ЗАДАНИЕ A =
Как во фрагменте текста об отношениях России и ЕС условно названо их неоднозначное положение?

ФРАГМЕНТ ТЕКСТА =
-*-*-

В итоге, приходится констатировать, что рост экономической взаимозависимости не только не способствовал разрешению существующих между Россией и евроинтеграционным объединением политических противоречий, но и в некоторых аспектах даже усугублял их. Объективно взаимовыгодные экономические проекты не только не позволили преодолеть политические противоречия, но и сами становились их заложниками, что в полной мере проявилось на примере Южного потока.

 

Хотя бесперспективность указанной линии стала очевидной уже несколько лет назад, ярким доказательством чего явились негативные для России изменения в восточной политике Германии, несмотря на запуск Северного потока, общая инерция и отсутствие прямых столкновений интересов позволяли удерживать отношения в относительно приемлемых рамках, где наиболее спорные политические вопросы выносились за скобки текущего диалога, а сам этот диалог развивался главным образом вокруг ранее согласованных экономических проектов.

 

Такое неоднозначное положение вещей в отношениях Россия-ЕС можно условно назвать имитацией компромисса, когда нарастающие разногласия и противоречия камуфлировались обоюдным риторическим стремлением к поиску совместных решений. На практике это выливалось в создание и поддержание множественных формальных рамок взаимодействия при том, что их практическое наполнение размывалось вплоть до утраты смысла.

-*-*-

ИСХОДНЫЕ ДАННЫЕ =
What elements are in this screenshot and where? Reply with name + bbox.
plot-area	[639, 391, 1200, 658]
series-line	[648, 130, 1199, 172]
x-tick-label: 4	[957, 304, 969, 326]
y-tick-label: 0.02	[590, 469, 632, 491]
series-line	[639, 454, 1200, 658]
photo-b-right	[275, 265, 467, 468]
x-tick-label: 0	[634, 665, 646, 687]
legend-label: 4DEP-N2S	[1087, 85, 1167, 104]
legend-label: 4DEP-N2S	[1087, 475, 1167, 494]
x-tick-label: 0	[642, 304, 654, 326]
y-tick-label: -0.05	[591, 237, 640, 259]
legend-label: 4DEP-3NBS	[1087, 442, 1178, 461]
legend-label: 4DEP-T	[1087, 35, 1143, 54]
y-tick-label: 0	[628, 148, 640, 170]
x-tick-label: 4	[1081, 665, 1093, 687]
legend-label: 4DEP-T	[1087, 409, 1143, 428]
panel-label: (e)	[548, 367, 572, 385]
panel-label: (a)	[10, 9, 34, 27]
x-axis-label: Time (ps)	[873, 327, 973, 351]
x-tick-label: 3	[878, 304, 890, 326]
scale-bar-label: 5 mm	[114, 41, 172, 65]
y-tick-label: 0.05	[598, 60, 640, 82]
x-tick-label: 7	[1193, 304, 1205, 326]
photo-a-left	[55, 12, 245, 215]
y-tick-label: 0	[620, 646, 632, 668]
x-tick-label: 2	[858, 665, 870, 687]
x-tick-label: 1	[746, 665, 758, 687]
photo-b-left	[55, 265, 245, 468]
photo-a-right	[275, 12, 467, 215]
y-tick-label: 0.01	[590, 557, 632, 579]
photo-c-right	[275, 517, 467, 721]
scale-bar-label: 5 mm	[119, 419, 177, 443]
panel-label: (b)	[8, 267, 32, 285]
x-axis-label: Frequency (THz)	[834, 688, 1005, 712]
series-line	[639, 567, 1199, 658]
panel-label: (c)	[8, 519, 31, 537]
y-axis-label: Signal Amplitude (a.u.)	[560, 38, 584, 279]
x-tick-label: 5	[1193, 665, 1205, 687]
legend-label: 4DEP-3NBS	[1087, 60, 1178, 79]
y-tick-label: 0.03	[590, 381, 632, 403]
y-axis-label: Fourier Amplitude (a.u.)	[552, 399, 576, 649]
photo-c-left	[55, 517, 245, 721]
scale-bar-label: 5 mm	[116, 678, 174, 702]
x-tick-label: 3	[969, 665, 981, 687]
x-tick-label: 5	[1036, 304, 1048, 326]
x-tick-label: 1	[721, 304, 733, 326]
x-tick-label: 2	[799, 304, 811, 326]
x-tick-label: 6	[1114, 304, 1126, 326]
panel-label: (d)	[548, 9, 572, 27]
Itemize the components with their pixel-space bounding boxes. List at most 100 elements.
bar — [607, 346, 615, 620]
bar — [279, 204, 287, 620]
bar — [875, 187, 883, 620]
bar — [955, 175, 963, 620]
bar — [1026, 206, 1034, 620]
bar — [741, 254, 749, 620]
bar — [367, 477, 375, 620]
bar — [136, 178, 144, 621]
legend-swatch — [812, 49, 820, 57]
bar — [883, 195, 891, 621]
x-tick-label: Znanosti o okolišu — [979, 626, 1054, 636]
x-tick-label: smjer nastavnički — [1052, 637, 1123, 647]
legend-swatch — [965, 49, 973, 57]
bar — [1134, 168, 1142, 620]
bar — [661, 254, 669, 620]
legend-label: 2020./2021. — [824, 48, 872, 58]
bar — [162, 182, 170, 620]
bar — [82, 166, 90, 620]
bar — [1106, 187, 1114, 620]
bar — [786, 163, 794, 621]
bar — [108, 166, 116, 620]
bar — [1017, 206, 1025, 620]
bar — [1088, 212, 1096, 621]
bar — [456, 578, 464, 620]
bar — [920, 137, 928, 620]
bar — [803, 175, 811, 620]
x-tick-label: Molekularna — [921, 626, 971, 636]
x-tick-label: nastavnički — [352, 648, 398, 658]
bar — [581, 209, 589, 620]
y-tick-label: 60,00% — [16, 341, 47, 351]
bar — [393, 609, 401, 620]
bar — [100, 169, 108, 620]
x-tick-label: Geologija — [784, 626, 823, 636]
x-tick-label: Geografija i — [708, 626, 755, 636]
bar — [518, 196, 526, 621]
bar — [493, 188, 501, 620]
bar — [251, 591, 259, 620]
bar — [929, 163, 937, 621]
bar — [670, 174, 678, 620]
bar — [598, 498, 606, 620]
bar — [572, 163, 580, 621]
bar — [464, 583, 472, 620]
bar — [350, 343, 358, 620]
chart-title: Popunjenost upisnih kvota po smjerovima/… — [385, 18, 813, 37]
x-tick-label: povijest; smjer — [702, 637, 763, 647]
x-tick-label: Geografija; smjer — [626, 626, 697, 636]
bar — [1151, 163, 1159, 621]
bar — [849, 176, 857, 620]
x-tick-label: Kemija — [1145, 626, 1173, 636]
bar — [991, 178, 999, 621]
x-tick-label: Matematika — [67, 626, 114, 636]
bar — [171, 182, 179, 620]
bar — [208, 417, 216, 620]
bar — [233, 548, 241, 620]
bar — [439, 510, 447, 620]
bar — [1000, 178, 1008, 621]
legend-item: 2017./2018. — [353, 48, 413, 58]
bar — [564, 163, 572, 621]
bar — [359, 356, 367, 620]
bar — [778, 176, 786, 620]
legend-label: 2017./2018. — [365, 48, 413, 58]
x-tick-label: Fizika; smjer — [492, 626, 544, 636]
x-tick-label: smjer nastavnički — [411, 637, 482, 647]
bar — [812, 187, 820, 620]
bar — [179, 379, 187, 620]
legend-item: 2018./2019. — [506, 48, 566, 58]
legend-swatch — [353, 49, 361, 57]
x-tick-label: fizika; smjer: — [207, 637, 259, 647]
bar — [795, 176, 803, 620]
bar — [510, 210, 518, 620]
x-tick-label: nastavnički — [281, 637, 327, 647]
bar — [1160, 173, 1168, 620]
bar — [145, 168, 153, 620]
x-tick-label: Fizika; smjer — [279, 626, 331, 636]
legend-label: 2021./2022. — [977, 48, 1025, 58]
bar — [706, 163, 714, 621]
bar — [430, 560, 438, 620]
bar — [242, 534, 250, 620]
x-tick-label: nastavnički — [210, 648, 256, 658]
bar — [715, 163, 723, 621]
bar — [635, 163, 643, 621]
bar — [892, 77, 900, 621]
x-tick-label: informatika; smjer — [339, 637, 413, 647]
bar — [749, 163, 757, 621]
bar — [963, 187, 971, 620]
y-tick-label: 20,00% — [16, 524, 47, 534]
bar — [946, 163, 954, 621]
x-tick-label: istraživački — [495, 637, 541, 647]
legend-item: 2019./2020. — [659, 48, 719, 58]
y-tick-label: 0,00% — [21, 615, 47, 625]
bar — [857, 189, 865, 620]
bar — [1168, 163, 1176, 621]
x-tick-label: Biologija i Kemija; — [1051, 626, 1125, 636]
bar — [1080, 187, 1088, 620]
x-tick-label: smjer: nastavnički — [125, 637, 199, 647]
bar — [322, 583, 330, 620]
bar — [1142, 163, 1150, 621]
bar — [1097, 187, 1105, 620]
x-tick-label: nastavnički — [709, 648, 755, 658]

-*-*-

ЗАДАНИЕ B =
Выведите без изменений строки листинга: от первой строки листинга до строки с «bar — [883, 195, 891, 621]» включительно.

РЕЗУЛЬТАТ A =
Имитацией компромисса.

РЕЗУЛЬТАТ B =
What elements are in this screenshot and where? Reply with name + bbox.
plot-area	[639, 391, 1200, 658]
series-line	[648, 130, 1199, 172]
x-tick-label: 4	[957, 304, 969, 326]
y-tick-label: 0.02	[590, 469, 632, 491]
series-line	[639, 454, 1200, 658]
photo-b-right	[275, 265, 467, 468]
x-tick-label: 0	[634, 665, 646, 687]
legend-label: 4DEP-N2S	[1087, 85, 1167, 104]
legend-label: 4DEP-N2S	[1087, 475, 1167, 494]
x-tick-label: 0	[642, 304, 654, 326]
y-tick-label: -0.05	[591, 237, 640, 259]
legend-label: 4DEP-3NBS	[1087, 442, 1178, 461]
legend-label: 4DEP-T	[1087, 35, 1143, 54]
y-tick-label: 0	[628, 148, 640, 170]
x-tick-label: 4	[1081, 665, 1093, 687]
legend-label: 4DEP-T	[1087, 409, 1143, 428]
panel-label: (e)	[548, 367, 572, 385]
panel-label: (a)	[10, 9, 34, 27]
x-axis-label: Time (ps)	[873, 327, 973, 351]
x-tick-label: 3	[878, 304, 890, 326]
scale-bar-label: 5 mm	[114, 41, 172, 65]
y-tick-label: 0.05	[598, 60, 640, 82]
x-tick-label: 7	[1193, 304, 1205, 326]
photo-a-left	[55, 12, 245, 215]
y-tick-label: 0	[620, 646, 632, 668]
x-tick-label: 2	[858, 665, 870, 687]
x-tick-label: 1	[746, 665, 758, 687]
photo-b-left	[55, 265, 245, 468]
photo-a-right	[275, 12, 467, 215]
y-tick-label: 0.01	[590, 557, 632, 579]
photo-c-right	[275, 517, 467, 721]
scale-bar-label: 5 mm	[119, 419, 177, 443]
panel-label: (b)	[8, 267, 32, 285]
x-axis-label: Frequency (THz)	[834, 688, 1005, 712]
series-line	[639, 567, 1199, 658]
panel-label: (c)	[8, 519, 31, 537]
y-axis-label: Signal Amplitude (a.u.)	[560, 38, 584, 279]
x-tick-label: 5	[1193, 665, 1205, 687]
legend-label: 4DEP-3NBS	[1087, 60, 1178, 79]
y-tick-label: 0.03	[590, 381, 632, 403]
y-axis-label: Fourier Amplitude (a.u.)	[552, 399, 576, 649]
photo-c-left	[55, 517, 245, 721]
scale-bar-label: 5 mm	[116, 678, 174, 702]
x-tick-label: 3	[969, 665, 981, 687]
x-tick-label: 5	[1036, 304, 1048, 326]
x-tick-label: 1	[721, 304, 733, 326]
x-tick-label: 2	[799, 304, 811, 326]
x-tick-label: 6	[1114, 304, 1126, 326]
panel-label: (d)	[548, 9, 572, 27]
Itemize the components with their pixel-space bounding boxes. List at most 100 elements.
bar — [607, 346, 615, 620]
bar — [279, 204, 287, 620]
bar — [875, 187, 883, 620]
bar — [955, 175, 963, 620]
bar — [1026, 206, 1034, 620]
bar — [741, 254, 749, 620]
bar — [367, 477, 375, 620]
bar — [136, 178, 144, 621]
legend-swatch — [812, 49, 820, 57]
bar — [883, 195, 891, 621]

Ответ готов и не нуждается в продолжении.